(Requirements): Which lines include the word "data"? Copy each of them.

(Entries provided):
⁂

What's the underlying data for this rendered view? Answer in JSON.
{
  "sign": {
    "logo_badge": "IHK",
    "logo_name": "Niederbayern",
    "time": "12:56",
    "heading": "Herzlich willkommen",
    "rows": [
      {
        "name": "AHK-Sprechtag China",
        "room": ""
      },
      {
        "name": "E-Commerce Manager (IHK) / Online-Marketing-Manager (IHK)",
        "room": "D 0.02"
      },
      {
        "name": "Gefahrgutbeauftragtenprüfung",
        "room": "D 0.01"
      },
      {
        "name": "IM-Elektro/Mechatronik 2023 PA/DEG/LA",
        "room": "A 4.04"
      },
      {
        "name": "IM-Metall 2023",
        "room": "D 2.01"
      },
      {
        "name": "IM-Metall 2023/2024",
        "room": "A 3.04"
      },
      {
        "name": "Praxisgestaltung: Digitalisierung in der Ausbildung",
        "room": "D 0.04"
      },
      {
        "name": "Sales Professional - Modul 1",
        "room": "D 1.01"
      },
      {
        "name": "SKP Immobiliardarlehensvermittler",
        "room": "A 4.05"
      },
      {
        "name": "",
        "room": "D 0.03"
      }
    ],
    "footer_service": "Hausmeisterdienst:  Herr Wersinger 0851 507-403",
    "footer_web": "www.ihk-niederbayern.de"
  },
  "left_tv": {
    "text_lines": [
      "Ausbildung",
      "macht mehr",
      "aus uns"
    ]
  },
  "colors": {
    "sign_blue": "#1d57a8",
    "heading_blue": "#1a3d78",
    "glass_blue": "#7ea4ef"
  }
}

⁂

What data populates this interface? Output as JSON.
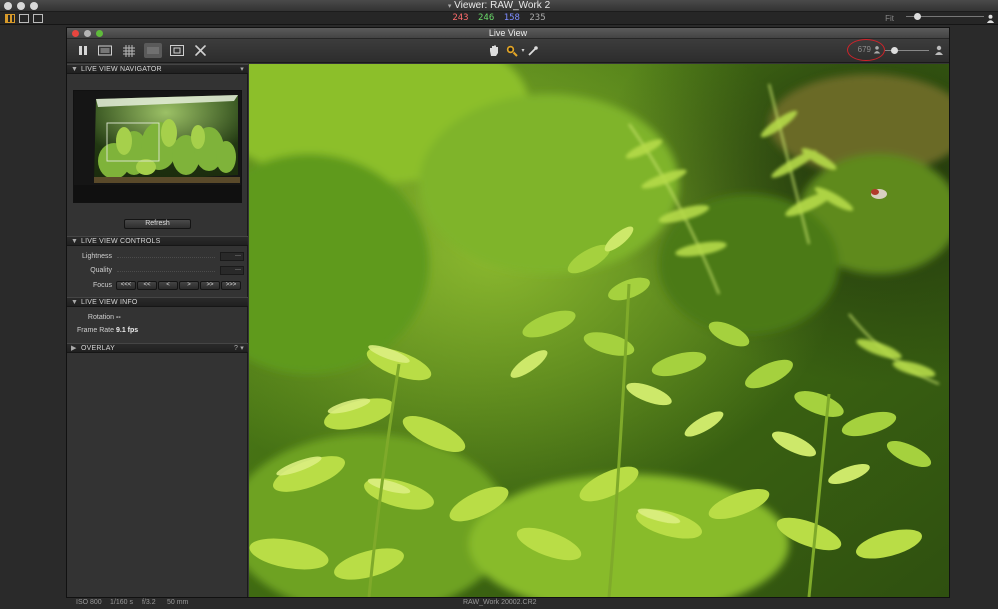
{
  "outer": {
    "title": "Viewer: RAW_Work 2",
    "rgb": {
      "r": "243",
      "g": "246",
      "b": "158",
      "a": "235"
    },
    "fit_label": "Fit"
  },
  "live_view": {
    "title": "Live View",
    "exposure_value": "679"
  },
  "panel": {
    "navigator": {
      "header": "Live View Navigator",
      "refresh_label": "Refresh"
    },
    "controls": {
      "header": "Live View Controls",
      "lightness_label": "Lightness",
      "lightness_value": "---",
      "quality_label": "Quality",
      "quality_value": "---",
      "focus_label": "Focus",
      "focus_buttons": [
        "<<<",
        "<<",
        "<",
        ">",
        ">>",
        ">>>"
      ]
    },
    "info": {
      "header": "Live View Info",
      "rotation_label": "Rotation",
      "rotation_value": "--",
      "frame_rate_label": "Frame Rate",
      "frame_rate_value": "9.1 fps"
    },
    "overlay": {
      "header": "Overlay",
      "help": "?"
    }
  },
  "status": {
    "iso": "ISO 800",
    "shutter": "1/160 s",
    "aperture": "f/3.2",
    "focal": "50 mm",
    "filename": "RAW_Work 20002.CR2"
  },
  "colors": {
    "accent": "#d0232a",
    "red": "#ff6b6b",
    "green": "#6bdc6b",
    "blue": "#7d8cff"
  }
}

⁂

(The answer):
What's the underlying data for this rendered view? Answer in JSON.
What data populates this interface? Output as JSON.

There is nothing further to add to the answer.